--- Listing ---

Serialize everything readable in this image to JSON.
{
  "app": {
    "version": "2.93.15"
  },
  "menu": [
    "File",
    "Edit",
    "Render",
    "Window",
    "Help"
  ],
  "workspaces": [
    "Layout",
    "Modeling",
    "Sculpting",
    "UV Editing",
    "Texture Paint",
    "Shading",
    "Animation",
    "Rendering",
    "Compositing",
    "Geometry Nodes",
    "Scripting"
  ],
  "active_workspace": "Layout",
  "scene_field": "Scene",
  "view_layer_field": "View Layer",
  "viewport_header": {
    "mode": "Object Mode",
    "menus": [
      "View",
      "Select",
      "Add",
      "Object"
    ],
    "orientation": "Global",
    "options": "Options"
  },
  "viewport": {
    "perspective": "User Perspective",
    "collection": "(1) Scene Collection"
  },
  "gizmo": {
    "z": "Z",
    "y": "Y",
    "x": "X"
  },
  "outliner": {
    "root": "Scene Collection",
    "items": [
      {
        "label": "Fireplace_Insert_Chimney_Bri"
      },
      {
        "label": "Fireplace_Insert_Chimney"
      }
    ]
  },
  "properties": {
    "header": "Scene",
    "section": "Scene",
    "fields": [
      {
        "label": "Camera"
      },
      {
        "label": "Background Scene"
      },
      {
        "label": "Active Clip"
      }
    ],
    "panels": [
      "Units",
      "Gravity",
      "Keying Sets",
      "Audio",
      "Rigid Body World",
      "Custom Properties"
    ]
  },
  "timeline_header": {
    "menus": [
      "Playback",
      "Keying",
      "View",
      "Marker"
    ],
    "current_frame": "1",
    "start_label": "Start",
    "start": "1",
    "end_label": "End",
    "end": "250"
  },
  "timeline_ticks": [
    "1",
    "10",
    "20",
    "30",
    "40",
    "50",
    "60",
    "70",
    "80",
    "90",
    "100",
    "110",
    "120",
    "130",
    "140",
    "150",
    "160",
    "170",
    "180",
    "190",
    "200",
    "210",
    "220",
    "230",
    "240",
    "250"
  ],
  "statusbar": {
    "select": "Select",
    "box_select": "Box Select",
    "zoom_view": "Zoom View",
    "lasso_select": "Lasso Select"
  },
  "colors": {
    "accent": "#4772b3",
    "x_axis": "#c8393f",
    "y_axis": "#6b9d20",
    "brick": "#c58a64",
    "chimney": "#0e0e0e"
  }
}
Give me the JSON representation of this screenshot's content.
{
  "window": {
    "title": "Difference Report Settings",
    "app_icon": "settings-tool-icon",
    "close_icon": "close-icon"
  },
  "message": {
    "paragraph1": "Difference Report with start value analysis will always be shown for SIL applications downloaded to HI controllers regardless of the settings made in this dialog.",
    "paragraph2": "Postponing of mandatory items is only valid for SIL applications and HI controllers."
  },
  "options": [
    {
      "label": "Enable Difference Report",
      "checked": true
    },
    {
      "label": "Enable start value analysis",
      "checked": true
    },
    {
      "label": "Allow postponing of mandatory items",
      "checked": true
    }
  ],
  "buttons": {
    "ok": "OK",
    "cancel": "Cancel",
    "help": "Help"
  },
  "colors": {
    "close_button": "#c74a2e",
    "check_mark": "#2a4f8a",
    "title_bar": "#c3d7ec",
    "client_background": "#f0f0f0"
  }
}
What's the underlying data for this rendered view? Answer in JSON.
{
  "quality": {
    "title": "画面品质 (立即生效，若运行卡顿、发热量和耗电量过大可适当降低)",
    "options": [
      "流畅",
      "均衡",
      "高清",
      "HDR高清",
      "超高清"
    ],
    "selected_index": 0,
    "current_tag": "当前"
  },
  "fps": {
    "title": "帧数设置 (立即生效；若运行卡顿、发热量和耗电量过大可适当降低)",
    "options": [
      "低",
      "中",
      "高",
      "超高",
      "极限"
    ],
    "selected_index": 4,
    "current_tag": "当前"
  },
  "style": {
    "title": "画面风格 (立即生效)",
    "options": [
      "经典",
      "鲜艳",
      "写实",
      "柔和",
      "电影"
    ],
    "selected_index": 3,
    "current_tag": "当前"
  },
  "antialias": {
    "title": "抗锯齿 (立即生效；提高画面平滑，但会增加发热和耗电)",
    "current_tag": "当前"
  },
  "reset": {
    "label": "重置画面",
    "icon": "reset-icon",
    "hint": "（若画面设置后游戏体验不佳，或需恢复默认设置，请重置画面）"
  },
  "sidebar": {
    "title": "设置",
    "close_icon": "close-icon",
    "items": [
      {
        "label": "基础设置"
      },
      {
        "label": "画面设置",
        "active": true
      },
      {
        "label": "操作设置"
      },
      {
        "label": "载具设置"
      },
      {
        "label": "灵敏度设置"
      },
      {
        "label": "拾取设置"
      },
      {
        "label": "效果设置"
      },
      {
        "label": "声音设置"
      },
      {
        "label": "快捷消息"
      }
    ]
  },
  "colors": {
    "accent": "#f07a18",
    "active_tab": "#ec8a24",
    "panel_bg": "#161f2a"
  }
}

---

Determine the number of lines in the listing that hold the word "发热量和耗电量过大可适当降低", and supply that number and nothing further.

2